§ **SUPPLIED MATERIAL**
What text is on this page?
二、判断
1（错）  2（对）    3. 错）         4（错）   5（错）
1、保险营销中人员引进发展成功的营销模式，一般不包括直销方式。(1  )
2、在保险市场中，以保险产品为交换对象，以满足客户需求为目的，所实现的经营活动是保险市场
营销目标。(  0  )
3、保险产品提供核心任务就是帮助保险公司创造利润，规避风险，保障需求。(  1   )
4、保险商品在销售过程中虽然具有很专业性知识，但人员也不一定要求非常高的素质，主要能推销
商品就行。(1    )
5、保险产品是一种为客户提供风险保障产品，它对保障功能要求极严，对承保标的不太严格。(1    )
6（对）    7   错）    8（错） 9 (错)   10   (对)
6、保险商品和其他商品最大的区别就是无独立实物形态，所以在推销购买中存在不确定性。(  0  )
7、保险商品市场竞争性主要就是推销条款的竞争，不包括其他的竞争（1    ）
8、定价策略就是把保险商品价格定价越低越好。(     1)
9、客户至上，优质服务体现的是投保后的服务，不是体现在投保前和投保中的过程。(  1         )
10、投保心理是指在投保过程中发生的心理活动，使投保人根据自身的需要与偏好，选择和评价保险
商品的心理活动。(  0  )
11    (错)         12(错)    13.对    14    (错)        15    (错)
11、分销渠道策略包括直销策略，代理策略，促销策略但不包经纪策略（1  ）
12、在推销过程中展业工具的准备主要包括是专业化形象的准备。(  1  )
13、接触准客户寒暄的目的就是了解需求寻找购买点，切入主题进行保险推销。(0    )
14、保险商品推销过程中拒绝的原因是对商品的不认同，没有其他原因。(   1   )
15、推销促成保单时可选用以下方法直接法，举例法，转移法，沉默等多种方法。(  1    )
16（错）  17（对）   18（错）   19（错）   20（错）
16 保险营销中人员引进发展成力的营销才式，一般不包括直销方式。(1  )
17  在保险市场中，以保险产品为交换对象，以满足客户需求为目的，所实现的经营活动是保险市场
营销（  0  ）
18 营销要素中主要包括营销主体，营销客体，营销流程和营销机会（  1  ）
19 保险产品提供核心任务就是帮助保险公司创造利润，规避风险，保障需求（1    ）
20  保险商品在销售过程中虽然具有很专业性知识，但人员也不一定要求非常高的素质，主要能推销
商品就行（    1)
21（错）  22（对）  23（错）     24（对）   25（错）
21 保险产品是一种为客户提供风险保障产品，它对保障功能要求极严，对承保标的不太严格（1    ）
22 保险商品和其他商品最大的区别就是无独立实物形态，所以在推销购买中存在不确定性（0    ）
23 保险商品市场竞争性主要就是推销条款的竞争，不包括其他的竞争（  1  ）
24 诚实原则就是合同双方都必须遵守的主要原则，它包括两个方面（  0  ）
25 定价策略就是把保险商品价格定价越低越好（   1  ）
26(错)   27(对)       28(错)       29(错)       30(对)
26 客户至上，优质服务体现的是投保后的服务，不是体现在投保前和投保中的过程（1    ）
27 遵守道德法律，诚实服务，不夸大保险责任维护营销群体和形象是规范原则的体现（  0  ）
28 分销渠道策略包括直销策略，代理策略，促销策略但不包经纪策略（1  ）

§ **YOUR GOAL**
Take every line from the data above that holds "促销策略但不包经纪策略" and copy it out.

§ **TASK SOLUTION**
11、分销渠道策略包括直销策略，代理策略，促销策略但不包经纪策略（1  ）
28 分销渠道策略包括直销策略，代理策略，促销策略但不包经纪策略（1  ）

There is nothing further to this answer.